[Start Raw data]

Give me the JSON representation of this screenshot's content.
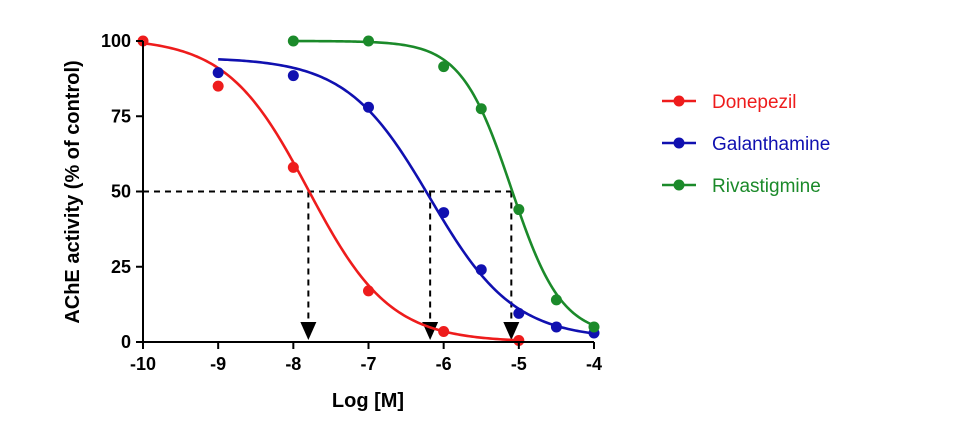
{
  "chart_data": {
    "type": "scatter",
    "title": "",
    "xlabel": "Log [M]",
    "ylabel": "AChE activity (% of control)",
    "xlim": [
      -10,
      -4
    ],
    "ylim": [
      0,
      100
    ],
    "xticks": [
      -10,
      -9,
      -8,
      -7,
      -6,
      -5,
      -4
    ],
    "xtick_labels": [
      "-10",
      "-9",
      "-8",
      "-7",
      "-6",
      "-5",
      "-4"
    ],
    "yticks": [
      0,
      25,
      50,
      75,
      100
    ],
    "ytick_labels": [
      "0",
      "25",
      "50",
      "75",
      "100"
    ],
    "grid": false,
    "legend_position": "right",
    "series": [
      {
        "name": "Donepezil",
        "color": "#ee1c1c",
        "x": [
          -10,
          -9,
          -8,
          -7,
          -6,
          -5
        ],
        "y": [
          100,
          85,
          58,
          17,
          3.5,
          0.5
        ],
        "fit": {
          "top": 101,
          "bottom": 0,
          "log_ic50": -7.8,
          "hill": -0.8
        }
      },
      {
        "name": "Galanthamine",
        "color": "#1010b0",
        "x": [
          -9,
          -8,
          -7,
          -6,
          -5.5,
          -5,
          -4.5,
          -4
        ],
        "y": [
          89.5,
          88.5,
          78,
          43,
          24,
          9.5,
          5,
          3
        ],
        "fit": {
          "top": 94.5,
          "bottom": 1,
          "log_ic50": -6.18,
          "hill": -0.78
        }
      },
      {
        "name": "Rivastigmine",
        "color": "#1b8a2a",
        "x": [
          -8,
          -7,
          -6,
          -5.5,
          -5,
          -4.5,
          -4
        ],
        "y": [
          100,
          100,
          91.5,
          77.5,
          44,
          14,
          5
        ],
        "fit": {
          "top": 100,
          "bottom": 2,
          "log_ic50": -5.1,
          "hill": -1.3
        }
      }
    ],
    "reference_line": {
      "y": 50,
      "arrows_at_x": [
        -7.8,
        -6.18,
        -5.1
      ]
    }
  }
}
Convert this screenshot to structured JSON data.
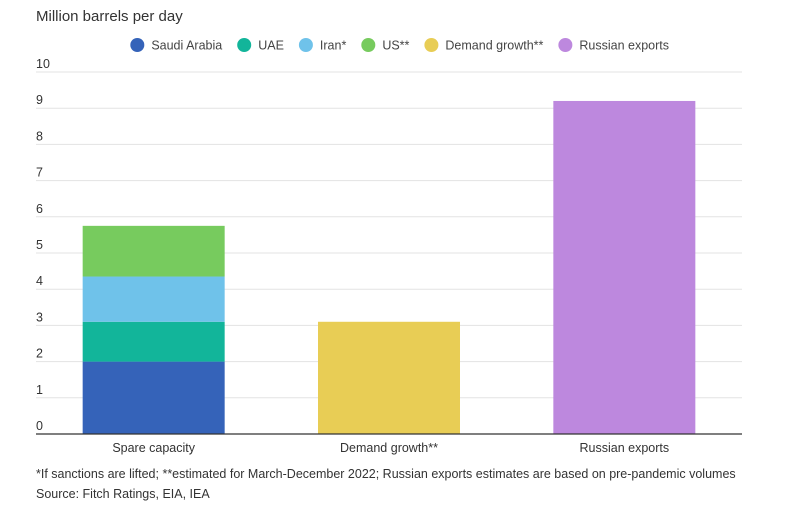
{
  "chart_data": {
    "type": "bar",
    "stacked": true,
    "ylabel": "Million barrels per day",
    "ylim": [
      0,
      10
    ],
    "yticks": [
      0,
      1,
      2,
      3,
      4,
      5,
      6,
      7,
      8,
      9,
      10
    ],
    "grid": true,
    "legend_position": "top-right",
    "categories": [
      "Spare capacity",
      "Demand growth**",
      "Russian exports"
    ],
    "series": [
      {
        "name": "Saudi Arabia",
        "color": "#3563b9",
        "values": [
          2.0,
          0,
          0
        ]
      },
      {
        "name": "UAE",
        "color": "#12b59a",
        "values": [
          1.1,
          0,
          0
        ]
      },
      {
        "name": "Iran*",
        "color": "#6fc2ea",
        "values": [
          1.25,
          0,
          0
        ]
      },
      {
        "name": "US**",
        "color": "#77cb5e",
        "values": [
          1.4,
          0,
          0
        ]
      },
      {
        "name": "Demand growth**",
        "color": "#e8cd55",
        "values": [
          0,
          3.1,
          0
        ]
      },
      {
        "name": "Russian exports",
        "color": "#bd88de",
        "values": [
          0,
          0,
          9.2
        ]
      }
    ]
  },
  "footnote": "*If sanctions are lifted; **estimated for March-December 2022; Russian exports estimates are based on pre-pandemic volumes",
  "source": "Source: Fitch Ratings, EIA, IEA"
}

[End Raw data]
[Start Raw data]

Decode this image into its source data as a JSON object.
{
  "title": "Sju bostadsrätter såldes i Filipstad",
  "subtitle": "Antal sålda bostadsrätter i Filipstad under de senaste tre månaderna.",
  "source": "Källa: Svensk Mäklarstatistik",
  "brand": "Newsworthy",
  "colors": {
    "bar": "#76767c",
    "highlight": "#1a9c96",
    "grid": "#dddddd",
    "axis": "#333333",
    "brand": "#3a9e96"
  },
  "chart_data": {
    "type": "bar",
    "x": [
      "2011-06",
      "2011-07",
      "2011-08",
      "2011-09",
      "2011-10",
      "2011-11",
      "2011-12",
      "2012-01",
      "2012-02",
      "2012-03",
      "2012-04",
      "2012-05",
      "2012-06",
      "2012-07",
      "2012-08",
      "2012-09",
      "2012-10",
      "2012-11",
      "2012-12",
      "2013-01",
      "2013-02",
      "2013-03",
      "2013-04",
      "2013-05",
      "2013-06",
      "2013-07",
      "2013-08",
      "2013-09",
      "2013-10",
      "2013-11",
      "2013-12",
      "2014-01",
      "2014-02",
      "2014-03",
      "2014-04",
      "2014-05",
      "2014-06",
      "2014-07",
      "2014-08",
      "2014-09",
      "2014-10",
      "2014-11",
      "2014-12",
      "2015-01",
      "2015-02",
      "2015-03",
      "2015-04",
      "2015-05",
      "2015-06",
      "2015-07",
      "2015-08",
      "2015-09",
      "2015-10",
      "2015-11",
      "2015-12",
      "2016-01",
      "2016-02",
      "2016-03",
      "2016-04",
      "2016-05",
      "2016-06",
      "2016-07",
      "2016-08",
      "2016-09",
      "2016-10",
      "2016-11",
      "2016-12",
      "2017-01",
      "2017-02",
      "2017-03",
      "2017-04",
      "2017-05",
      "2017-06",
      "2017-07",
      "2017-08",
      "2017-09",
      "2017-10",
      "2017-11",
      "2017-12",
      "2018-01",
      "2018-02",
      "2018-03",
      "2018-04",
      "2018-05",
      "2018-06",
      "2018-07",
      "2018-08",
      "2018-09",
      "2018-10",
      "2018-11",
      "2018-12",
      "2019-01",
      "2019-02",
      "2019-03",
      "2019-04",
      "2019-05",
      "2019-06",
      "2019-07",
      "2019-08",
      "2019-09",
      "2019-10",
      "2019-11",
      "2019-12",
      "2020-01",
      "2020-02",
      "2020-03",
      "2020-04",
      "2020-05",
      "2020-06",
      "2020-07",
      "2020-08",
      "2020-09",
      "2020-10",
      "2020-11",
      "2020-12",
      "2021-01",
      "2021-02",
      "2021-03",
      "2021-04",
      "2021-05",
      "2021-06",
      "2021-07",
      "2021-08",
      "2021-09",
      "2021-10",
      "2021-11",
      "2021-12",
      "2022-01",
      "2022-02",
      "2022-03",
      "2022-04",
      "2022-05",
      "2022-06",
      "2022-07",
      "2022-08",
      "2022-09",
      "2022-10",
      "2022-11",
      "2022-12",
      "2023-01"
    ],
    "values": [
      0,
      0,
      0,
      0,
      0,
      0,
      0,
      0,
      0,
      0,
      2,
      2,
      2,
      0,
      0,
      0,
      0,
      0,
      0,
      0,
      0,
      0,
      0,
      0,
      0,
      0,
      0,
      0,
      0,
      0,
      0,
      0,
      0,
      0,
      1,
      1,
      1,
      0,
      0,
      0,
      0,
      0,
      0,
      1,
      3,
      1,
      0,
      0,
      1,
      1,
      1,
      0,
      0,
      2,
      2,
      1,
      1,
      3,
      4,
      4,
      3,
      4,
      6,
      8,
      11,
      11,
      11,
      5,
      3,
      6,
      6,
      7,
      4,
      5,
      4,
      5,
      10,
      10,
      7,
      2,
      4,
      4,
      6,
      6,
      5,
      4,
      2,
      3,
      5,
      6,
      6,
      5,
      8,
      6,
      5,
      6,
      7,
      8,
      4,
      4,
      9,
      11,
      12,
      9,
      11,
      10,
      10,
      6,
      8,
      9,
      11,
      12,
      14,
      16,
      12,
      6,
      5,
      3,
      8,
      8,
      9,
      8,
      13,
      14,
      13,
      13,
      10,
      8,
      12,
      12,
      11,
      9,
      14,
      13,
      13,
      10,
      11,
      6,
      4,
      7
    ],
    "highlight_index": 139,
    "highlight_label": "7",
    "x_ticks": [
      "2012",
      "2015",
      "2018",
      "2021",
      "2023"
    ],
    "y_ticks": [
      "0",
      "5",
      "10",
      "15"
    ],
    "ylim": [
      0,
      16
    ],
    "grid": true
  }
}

[End Raw data]

### Your instructions
Tally the lines in this data that hold the word "source" and state only the count.

### Task response
3